> [Directions for this task] Check each line of the entries below for the string "国家老年医学中心"; copy every line where it appears.

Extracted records
►

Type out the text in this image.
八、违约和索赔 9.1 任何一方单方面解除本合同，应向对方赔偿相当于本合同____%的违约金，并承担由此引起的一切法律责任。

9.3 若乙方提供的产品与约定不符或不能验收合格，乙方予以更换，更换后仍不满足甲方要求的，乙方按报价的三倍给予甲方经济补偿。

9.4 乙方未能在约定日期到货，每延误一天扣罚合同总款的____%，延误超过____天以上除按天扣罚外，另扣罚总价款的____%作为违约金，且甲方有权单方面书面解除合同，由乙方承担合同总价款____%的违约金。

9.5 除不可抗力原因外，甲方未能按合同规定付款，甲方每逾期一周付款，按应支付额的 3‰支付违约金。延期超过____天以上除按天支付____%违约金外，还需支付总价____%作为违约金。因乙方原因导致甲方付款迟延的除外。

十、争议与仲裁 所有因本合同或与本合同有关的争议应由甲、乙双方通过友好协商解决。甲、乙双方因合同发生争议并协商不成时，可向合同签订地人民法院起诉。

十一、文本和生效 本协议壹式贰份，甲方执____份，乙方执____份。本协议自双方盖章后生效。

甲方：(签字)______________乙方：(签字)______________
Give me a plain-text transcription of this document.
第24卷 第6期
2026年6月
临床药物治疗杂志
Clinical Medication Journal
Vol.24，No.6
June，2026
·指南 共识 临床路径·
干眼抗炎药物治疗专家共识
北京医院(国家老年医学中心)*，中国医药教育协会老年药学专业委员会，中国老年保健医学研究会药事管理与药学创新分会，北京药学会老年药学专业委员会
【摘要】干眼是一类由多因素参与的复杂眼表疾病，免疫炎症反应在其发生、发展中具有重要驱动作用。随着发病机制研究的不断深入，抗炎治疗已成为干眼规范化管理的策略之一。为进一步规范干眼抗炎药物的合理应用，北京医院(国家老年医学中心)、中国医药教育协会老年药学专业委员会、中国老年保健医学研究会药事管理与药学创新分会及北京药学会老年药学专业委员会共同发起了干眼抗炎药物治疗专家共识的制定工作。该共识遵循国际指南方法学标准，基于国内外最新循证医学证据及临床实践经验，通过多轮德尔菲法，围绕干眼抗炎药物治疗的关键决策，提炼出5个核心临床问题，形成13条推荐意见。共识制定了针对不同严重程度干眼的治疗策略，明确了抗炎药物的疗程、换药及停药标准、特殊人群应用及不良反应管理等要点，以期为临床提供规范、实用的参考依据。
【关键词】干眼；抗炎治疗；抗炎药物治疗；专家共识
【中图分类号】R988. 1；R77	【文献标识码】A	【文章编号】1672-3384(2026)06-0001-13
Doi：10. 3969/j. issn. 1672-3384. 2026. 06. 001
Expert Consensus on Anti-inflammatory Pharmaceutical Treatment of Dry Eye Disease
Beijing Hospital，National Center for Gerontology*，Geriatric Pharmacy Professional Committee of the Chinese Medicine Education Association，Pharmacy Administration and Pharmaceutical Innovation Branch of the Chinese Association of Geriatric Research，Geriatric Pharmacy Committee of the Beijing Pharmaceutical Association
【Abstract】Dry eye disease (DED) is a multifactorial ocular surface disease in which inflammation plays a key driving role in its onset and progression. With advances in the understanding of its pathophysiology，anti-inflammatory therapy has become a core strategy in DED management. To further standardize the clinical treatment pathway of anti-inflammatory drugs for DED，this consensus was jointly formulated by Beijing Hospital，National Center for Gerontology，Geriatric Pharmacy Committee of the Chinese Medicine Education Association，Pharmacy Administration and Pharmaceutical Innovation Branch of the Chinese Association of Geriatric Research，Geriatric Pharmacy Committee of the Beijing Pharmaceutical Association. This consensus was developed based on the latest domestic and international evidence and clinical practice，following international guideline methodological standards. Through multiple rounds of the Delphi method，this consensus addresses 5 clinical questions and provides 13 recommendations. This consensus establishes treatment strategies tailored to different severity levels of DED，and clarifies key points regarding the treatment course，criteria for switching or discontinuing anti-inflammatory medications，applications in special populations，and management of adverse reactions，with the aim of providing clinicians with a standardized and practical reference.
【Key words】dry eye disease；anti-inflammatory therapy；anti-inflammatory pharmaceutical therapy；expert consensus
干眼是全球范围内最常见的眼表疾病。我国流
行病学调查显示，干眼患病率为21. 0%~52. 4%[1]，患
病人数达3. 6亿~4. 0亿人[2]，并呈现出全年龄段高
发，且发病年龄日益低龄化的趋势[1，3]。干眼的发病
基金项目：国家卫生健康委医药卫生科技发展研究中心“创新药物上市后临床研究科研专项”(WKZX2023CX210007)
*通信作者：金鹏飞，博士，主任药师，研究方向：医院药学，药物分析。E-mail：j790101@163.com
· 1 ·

◄

> [Answer for this exercise]
北京医院(国家老年医学中心)*，中国医药教育协会老年药学专业委员会，中国老年保健医学研究会药事管理与药学创新分会，北京药学会老年药学专业委员会
【摘要】干眼是一类由多因素参与的复杂眼表疾病，免疫炎症反应在其发生、发展中具有重要驱动作用。随着发病机制研究的不断深入，抗炎治疗已成为干眼规范化管理的策略之一。为进一步规范干眼抗炎药物的合理应用，北京医院(国家老年医学中心)、中国医药教育协会老年药学专业委员会、中国老年保健医学研究会药事管理与药学创新分会及北京药学会老年药学专业委员会共同发起了干眼抗炎药物治疗专家共识的制定工作。该共识遵循国际指南方法学标准，基于国内外最新循证医学证据及临床实践经验，通过多轮德尔菲法，围绕干眼抗炎药物治疗的关键决策，提炼出5个核心临床问题，形成13条推荐意见。共识制定了针对不同严重程度干眼的治疗策略，明确了抗炎药物的疗程、换药及停药标准、特殊人群应用及不良反应管理等要点，以期为临床提供规范、实用的参考依据。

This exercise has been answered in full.